**SOURCE DATA:**
━━━━━━━━━━━━━━━━
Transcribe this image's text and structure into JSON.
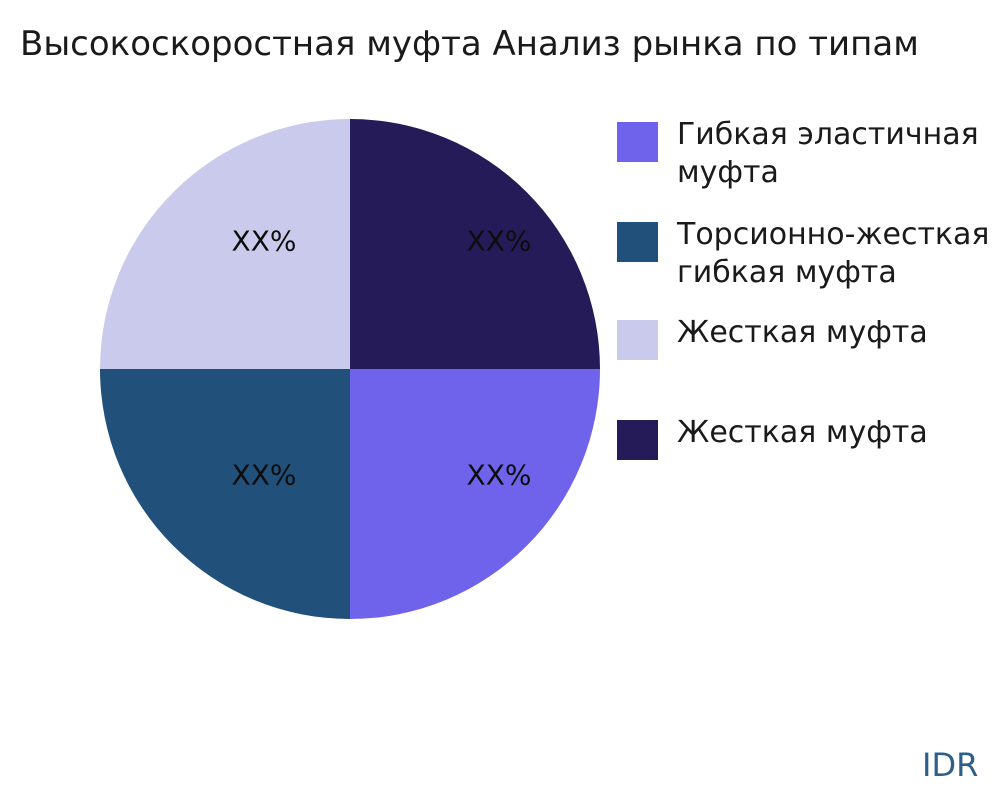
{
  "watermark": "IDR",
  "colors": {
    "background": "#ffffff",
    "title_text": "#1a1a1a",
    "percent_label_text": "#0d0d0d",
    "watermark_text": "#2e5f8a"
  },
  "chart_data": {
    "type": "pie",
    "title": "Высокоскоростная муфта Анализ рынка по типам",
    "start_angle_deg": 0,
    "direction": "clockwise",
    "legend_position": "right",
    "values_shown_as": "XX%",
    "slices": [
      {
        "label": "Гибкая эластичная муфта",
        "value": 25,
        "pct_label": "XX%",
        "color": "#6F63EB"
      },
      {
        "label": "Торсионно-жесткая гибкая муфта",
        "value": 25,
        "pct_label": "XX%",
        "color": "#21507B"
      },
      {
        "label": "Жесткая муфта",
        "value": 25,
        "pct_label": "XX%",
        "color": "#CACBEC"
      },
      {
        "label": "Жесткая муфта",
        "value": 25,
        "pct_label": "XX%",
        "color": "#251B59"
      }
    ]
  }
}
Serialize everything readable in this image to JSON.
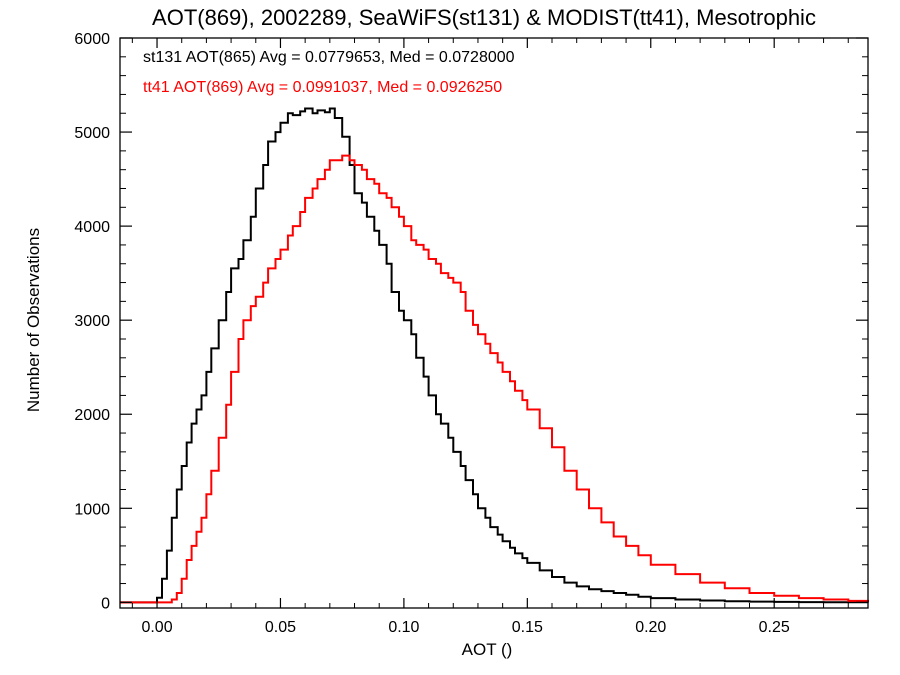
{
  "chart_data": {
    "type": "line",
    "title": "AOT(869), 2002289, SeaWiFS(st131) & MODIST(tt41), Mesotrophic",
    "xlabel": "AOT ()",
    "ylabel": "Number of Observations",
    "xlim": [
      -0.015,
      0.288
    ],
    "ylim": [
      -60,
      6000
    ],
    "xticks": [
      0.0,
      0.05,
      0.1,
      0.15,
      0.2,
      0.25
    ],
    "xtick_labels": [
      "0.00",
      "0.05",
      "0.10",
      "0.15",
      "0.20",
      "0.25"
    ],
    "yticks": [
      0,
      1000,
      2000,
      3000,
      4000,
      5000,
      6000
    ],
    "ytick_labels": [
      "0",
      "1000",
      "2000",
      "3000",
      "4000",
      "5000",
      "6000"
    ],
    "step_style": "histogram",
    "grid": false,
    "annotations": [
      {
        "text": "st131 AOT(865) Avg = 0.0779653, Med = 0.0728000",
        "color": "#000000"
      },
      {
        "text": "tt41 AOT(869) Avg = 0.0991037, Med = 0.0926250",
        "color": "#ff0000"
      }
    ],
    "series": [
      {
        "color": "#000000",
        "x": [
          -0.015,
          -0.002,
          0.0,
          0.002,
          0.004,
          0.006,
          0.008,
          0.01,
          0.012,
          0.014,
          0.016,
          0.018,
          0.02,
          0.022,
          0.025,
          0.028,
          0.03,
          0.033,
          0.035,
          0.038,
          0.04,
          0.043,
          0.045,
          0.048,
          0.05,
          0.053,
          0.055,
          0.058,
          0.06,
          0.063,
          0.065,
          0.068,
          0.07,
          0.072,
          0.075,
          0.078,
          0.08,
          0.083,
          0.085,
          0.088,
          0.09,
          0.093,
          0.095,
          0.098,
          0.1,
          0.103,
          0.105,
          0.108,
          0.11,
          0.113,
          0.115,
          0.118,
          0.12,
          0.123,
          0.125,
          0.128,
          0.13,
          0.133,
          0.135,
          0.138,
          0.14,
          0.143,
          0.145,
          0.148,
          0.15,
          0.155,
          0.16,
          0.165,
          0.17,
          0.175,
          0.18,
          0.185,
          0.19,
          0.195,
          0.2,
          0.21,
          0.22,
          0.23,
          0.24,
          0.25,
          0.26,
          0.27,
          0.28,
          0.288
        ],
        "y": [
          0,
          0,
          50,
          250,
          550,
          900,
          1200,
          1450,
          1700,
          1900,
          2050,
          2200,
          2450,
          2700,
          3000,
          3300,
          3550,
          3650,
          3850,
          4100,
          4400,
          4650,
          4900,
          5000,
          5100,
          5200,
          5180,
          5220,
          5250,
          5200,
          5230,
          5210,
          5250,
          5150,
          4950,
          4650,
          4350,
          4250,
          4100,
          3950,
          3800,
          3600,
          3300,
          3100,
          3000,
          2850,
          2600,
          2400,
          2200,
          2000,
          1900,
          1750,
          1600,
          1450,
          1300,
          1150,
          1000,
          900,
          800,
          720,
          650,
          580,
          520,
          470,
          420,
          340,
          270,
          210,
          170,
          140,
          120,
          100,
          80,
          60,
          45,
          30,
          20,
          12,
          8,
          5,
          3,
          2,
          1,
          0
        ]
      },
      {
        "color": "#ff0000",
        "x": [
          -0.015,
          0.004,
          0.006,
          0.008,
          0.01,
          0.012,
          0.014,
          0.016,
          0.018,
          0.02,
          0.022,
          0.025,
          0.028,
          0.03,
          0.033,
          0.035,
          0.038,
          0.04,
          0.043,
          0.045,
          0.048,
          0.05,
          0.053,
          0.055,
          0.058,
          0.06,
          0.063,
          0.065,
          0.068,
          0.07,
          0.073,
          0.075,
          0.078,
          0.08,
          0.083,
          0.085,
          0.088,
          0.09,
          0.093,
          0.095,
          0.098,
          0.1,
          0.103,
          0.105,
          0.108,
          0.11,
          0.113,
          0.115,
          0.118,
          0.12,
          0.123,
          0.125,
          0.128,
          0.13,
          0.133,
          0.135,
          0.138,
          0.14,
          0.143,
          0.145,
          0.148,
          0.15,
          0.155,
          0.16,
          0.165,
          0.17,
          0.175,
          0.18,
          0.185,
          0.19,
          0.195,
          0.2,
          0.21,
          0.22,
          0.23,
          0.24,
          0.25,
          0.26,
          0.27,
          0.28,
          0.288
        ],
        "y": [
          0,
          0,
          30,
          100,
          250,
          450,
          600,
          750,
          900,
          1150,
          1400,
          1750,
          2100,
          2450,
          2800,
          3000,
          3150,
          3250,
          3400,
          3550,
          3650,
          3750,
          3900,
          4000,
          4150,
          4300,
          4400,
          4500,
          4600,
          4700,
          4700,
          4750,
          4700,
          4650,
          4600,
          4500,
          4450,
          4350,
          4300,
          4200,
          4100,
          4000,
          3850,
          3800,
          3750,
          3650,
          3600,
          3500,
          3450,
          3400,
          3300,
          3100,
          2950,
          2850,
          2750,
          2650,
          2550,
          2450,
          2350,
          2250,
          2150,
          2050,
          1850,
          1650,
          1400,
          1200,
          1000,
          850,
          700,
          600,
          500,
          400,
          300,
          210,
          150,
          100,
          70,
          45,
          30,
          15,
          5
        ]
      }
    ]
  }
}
━━━━━━━━━━━━━━━━
**DIRECTIONS FOR THIS TASK:** Exclude the pictures and transcribe all of the entries exactly.

**SOLUTION TO THIS TASK:**
Transcribe this image's text and structure into JSON.
{
  "watermark": "IDR",
  "colors": {
    "background": "#ffffff",
    "title_text": "#1a1a1a",
    "percent_label_text": "#0d0d0d",
    "watermark_text": "#2e5f8a"
  },
  "chart_data": {
    "type": "pie",
    "title": "Высокоскоростная муфта Анализ рынка по типам",
    "start_angle_deg": 0,
    "direction": "clockwise",
    "legend_position": "right",
    "values_shown_as": "XX%",
    "slices": [
      {
        "label": "Гибкая эластичная муфта",
        "value": 25,
        "pct_label": "XX%",
        "color": "#6F63EB"
      },
      {
        "label": "Торсионно-жесткая гибкая муфта",
        "value": 25,
        "pct_label": "XX%",
        "color": "#21507B"
      },
      {
        "label": "Жесткая муфта",
        "value": 25,
        "pct_label": "XX%",
        "color": "#CACBEC"
      },
      {
        "label": "Жесткая муфта",
        "value": 25,
        "pct_label": "XX%",
        "color": "#251B59"
      }
    ]
  }
}
Serialize everything readable in this image to JSON.
{
  "chart_data": {
    "type": "line",
    "title": "AOT(869), 2002289, SeaWiFS(st131) & MODIST(tt41), Mesotrophic",
    "xlabel": "AOT ()",
    "ylabel": "Number of Observations",
    "xlim": [
      -0.015,
      0.288
    ],
    "ylim": [
      -60,
      6000
    ],
    "xticks": [
      0.0,
      0.05,
      0.1,
      0.15,
      0.2,
      0.25
    ],
    "xtick_labels": [
      "0.00",
      "0.05",
      "0.10",
      "0.15",
      "0.20",
      "0.25"
    ],
    "yticks": [
      0,
      1000,
      2000,
      3000,
      4000,
      5000,
      6000
    ],
    "ytick_labels": [
      "0",
      "1000",
      "2000",
      "3000",
      "4000",
      "5000",
      "6000"
    ],
    "step_style": "histogram",
    "grid": false,
    "annotations": [
      {
        "text": "st131 AOT(865) Avg = 0.0779653, Med = 0.0728000",
        "color": "#000000"
      },
      {
        "text": "tt41 AOT(869) Avg = 0.0991037, Med = 0.0926250",
        "color": "#ff0000"
      }
    ],
    "series": [
      {
        "color": "#000000",
        "x": [
          -0.015,
          -0.002,
          0.0,
          0.002,
          0.004,
          0.006,
          0.008,
          0.01,
          0.012,
          0.014,
          0.016,
          0.018,
          0.02,
          0.022,
          0.025,
          0.028,
          0.03,
          0.033,
          0.035,
          0.038,
          0.04,
          0.043,
          0.045,
          0.048,
          0.05,
          0.053,
          0.055,
          0.058,
          0.06,
          0.063,
          0.065,
          0.068,
          0.07,
          0.072,
          0.075,
          0.078,
          0.08,
          0.083,
          0.085,
          0.088,
          0.09,
          0.093,
          0.095,
          0.098,
          0.1,
          0.103,
          0.105,
          0.108,
          0.11,
          0.113,
          0.115,
          0.118,
          0.12,
          0.123,
          0.125,
          0.128,
          0.13,
          0.133,
          0.135,
          0.138,
          0.14,
          0.143,
          0.145,
          0.148,
          0.15,
          0.155,
          0.16,
          0.165,
          0.17,
          0.175,
          0.18,
          0.185,
          0.19,
          0.195,
          0.2,
          0.21,
          0.22,
          0.23,
          0.24,
          0.25,
          0.26,
          0.27,
          0.28,
          0.288
        ],
        "y": [
          0,
          0,
          50,
          250,
          550,
          900,
          1200,
          1450,
          1700,
          1900,
          2050,
          2200,
          2450,
          2700,
          3000,
          3300,
          3550,
          3650,
          3850,
          4100,
          4400,
          4650,
          4900,
          5000,
          5100,
          5200,
          5180,
          5220,
          5250,
          5200,
          5230,
          5210,
          5250,
          5150,
          4950,
          4650,
          4350,
          4250,
          4100,
          3950,
          3800,
          3600,
          3300,
          3100,
          3000,
          2850,
          2600,
          2400,
          2200,
          2000,
          1900,
          1750,
          1600,
          1450,
          1300,
          1150,
          1000,
          900,
          800,
          720,
          650,
          580,
          520,
          470,
          420,
          340,
          270,
          210,
          170,
          140,
          120,
          100,
          80,
          60,
          45,
          30,
          20,
          12,
          8,
          5,
          3,
          2,
          1,
          0
        ]
      },
      {
        "color": "#ff0000",
        "x": [
          -0.015,
          0.004,
          0.006,
          0.008,
          0.01,
          0.012,
          0.014,
          0.016,
          0.018,
          0.02,
          0.022,
          0.025,
          0.028,
          0.03,
          0.033,
          0.035,
          0.038,
          0.04,
          0.043,
          0.045,
          0.048,
          0.05,
          0.053,
          0.055,
          0.058,
          0.06,
          0.063,
          0.065,
          0.068,
          0.07,
          0.073,
          0.075,
          0.078,
          0.08,
          0.083,
          0.085,
          0.088,
          0.09,
          0.093,
          0.095,
          0.098,
          0.1,
          0.103,
          0.105,
          0.108,
          0.11,
          0.113,
          0.115,
          0.118,
          0.12,
          0.123,
          0.125,
          0.128,
          0.13,
          0.133,
          0.135,
          0.138,
          0.14,
          0.143,
          0.145,
          0.148,
          0.15,
          0.155,
          0.16,
          0.165,
          0.17,
          0.175,
          0.18,
          0.185,
          0.19,
          0.195,
          0.2,
          0.21,
          0.22,
          0.23,
          0.24,
          0.25,
          0.26,
          0.27,
          0.28,
          0.288
        ],
        "y": [
          0,
          0,
          30,
          100,
          250,
          450,
          600,
          750,
          900,
          1150,
          1400,
          1750,
          2100,
          2450,
          2800,
          3000,
          3150,
          3250,
          3400,
          3550,
          3650,
          3750,
          3900,
          4000,
          4150,
          4300,
          4400,
          4500,
          4600,
          4700,
          4700,
          4750,
          4700,
          4650,
          4600,
          4500,
          4450,
          4350,
          4300,
          4200,
          4100,
          4000,
          3850,
          3800,
          3750,
          3650,
          3600,
          3500,
          3450,
          3400,
          3300,
          3100,
          2950,
          2850,
          2750,
          2650,
          2550,
          2450,
          2350,
          2250,
          2150,
          2050,
          1850,
          1650,
          1400,
          1200,
          1000,
          850,
          700,
          600,
          500,
          400,
          300,
          210,
          150,
          100,
          70,
          45,
          30,
          15,
          5
        ]
      }
    ]
  }
}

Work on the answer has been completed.